### Required task:
Please pull out every line that includes the string "Импортированные".

[Stored dataset items]
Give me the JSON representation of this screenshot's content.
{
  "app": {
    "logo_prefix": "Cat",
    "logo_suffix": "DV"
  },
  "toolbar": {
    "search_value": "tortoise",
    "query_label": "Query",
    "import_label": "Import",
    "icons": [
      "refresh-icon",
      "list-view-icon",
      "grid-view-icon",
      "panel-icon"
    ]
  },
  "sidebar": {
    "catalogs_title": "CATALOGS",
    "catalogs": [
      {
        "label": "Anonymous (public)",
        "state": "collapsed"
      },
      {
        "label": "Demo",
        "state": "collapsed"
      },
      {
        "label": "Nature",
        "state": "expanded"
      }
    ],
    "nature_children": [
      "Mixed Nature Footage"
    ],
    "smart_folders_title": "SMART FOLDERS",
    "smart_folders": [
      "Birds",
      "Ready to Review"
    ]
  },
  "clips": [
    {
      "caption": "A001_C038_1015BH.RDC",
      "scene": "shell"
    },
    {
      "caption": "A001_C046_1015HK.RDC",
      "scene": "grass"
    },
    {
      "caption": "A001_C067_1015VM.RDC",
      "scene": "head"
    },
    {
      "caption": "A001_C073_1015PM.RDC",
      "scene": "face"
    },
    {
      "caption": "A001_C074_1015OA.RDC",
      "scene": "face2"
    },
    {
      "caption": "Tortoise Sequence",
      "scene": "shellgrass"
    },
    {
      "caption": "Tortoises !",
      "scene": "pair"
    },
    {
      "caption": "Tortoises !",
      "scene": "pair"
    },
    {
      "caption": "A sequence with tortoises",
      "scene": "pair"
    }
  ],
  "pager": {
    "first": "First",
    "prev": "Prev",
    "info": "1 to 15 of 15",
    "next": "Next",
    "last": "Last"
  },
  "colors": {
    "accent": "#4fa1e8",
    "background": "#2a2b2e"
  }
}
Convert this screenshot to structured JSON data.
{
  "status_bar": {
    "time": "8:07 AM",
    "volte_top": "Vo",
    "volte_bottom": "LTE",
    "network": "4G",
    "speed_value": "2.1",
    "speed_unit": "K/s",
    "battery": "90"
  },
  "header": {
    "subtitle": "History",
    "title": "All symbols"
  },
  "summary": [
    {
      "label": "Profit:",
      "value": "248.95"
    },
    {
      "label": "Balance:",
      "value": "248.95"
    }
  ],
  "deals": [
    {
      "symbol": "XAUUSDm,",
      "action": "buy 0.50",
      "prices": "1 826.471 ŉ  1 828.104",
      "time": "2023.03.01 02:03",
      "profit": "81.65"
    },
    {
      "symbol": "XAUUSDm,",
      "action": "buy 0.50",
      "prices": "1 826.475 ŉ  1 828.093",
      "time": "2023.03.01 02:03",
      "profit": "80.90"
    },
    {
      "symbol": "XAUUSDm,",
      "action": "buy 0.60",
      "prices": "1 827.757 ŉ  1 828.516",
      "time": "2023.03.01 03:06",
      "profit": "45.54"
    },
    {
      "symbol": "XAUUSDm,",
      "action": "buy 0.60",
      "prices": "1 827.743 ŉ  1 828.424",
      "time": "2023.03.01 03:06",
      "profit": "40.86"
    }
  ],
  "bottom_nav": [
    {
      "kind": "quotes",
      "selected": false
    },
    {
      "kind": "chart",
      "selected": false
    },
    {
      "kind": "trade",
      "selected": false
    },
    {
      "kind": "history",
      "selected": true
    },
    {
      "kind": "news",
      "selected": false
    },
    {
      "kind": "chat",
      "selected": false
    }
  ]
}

...

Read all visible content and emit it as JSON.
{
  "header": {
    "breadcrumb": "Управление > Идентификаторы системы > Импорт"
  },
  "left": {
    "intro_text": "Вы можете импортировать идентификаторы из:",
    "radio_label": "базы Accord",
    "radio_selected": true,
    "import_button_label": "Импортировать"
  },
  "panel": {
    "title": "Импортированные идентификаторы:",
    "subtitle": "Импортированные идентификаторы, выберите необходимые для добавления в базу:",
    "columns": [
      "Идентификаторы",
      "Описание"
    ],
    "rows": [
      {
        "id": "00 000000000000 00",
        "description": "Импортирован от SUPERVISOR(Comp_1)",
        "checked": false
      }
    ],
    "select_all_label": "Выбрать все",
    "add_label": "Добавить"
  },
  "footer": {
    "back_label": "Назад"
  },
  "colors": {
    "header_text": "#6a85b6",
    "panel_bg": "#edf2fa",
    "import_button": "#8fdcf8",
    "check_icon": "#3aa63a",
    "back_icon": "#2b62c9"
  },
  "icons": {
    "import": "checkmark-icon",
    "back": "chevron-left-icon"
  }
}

### Answer for the task:
    "title": "Импортированные идентификаторы:",
    "subtitle": "Импортированные идентификаторы, выберите необходимые для добавления в базу:",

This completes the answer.